* **WHAT THE TASK REQUIRES**
Go through the records and extract every line with the word "this".

** Start SOURCE MATERIAL **

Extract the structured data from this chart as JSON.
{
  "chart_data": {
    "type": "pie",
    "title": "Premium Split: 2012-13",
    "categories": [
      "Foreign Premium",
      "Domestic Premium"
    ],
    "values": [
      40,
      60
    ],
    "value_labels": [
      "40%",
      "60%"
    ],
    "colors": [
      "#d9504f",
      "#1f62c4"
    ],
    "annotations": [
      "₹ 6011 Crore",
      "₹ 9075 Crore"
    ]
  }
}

** End SOURCE MATERIAL **
** Start SOURCE MATERIAL **

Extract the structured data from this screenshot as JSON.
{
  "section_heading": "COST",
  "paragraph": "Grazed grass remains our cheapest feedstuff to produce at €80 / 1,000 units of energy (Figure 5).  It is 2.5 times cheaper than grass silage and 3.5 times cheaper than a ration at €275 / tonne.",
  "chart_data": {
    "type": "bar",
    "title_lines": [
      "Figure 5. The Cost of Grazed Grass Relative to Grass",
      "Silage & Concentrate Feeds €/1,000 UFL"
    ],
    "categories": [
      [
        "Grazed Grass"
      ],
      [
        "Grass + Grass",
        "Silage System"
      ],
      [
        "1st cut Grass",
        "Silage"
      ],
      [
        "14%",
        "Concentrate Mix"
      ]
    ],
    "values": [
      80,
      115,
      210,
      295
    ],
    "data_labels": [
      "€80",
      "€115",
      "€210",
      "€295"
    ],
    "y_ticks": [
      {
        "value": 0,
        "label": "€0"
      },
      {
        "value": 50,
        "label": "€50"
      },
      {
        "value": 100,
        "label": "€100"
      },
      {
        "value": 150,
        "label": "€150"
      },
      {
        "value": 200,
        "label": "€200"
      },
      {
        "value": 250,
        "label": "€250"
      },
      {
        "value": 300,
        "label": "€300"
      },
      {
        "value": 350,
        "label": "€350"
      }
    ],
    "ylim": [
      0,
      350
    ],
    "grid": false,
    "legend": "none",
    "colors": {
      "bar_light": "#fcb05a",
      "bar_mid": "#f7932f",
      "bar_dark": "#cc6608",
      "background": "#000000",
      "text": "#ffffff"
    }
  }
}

** End SOURCE MATERIAL **
** Start SOURCE MATERIAL **

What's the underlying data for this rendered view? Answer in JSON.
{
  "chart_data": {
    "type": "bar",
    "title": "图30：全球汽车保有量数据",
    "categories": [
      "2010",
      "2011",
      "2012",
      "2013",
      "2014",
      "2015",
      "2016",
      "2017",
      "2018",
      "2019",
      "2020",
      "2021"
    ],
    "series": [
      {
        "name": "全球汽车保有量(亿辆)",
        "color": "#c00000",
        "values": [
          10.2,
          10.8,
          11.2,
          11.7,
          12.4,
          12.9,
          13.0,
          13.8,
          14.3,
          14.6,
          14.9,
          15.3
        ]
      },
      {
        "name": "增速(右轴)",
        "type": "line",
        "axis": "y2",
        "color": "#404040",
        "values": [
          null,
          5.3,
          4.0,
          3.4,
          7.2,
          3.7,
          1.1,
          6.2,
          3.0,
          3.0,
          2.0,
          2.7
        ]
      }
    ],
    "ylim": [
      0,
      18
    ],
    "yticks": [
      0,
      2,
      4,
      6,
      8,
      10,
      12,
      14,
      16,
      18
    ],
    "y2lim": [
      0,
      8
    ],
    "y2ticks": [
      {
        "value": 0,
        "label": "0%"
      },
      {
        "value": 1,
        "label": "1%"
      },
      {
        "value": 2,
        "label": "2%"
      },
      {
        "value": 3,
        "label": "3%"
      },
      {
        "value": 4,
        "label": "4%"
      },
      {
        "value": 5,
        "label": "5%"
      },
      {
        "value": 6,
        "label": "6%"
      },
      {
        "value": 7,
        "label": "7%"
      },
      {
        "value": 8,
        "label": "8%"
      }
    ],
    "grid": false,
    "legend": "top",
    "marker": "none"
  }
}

** End SOURCE MATERIAL **

* **RESULT OF THE EXERCISE**
Extract the structured data from this chart as JSON.
Extract the structured data from this screenshot as JSON.
What's the underlying data for this rendered view? Answer in JSON.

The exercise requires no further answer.